-- START The input --

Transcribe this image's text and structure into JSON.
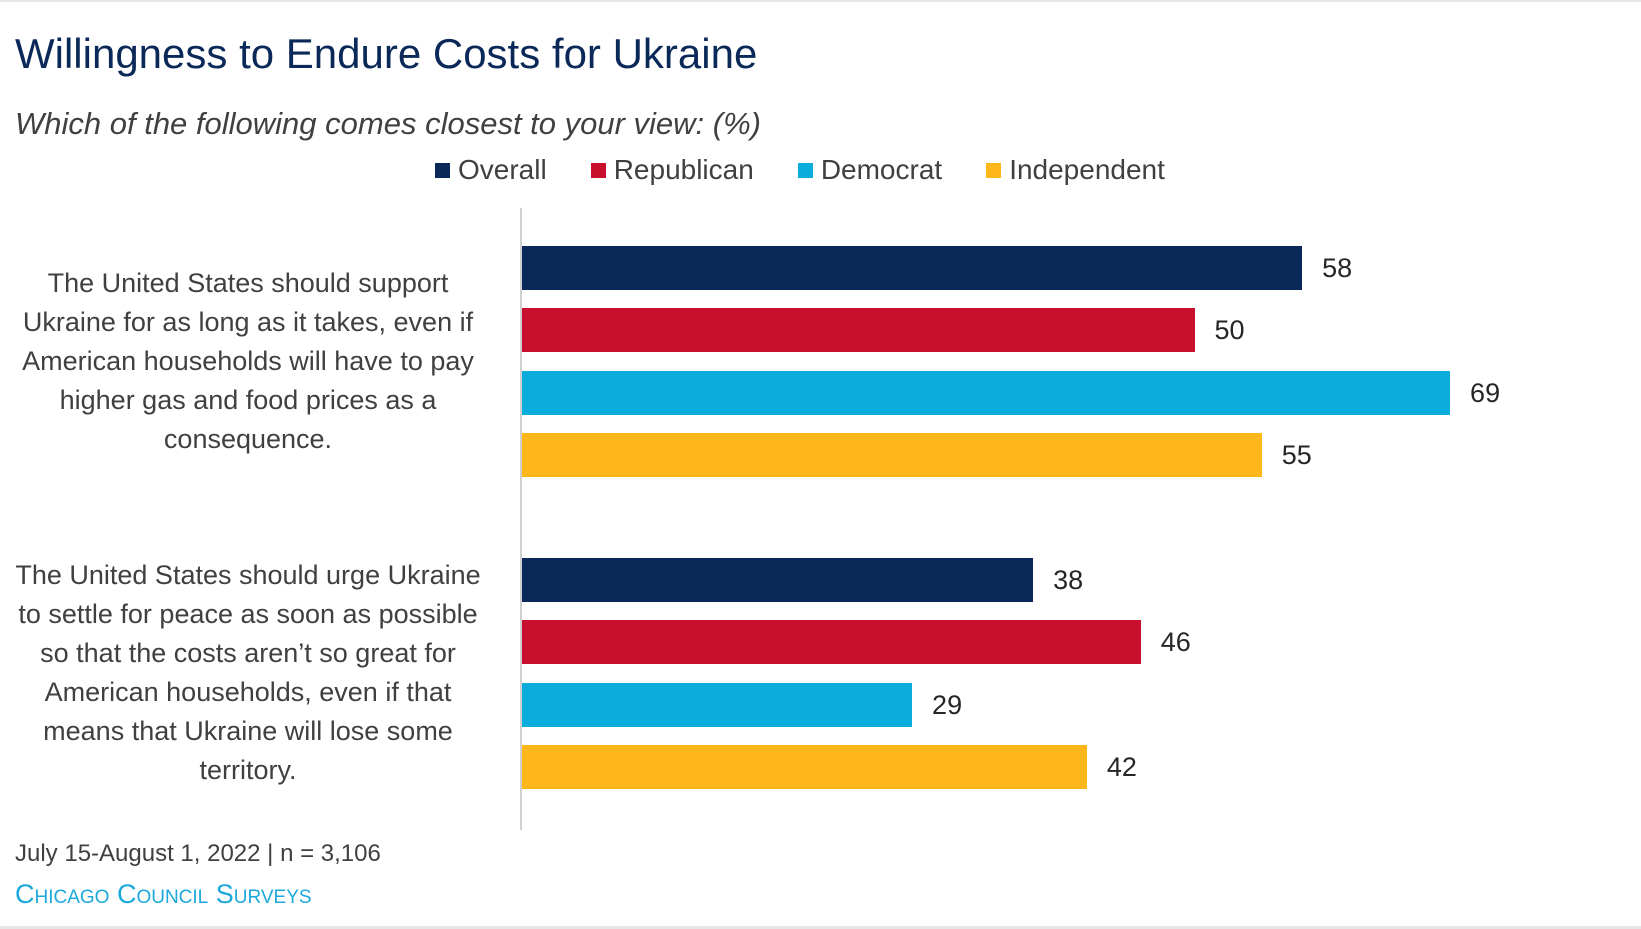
{
  "header": {
    "title": "Willingness to Endure Costs for Ukraine",
    "subtitle": "Which of the following comes closest to your view:  (%)"
  },
  "footer": {
    "note": "July 15-August 1, 2022 | n = 3,106",
    "brand": "Chicago Council Surveys"
  },
  "colors": {
    "Overall": "#0a2858",
    "Republican": "#c8102e",
    "Democrat": "#0aacdc",
    "Independent": "#fdb71a"
  },
  "chart_data": {
    "type": "bar",
    "orientation": "horizontal",
    "title": "Willingness to Endure Costs for Ukraine",
    "subtitle": "Which of the following comes closest to your view:  (%)",
    "legend_position": "top",
    "xlim": [
      0,
      100
    ],
    "grid": false,
    "categories": [
      "The United States should support Ukraine for as long as it takes, even if American households will have to pay higher gas and food prices as a consequence.",
      "The United States should urge Ukraine to settle for peace as soon as possible so that the costs aren’t so great for American households, even if that means that Ukraine will lose some territory."
    ],
    "series": [
      {
        "name": "Overall",
        "color": "#0a2858",
        "values": [
          58,
          38
        ]
      },
      {
        "name": "Republican",
        "color": "#c8102e",
        "values": [
          50,
          46
        ]
      },
      {
        "name": "Democrat",
        "color": "#0aacdc",
        "values": [
          69,
          29
        ]
      },
      {
        "name": "Independent",
        "color": "#fdb71a",
        "values": [
          55,
          42
        ]
      }
    ]
  }
}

-- END The input --

Which lines of the data include "households"? Copy each of them.

      "The United States should support Ukraine for as long as it takes, even if American households will have to pay higher gas and food prices as a consequence.",
      "The United States should urge Ukraine to settle for peace as soon as possible so that the costs aren’t so great for American households, even if that means that Ukraine will lose some territory."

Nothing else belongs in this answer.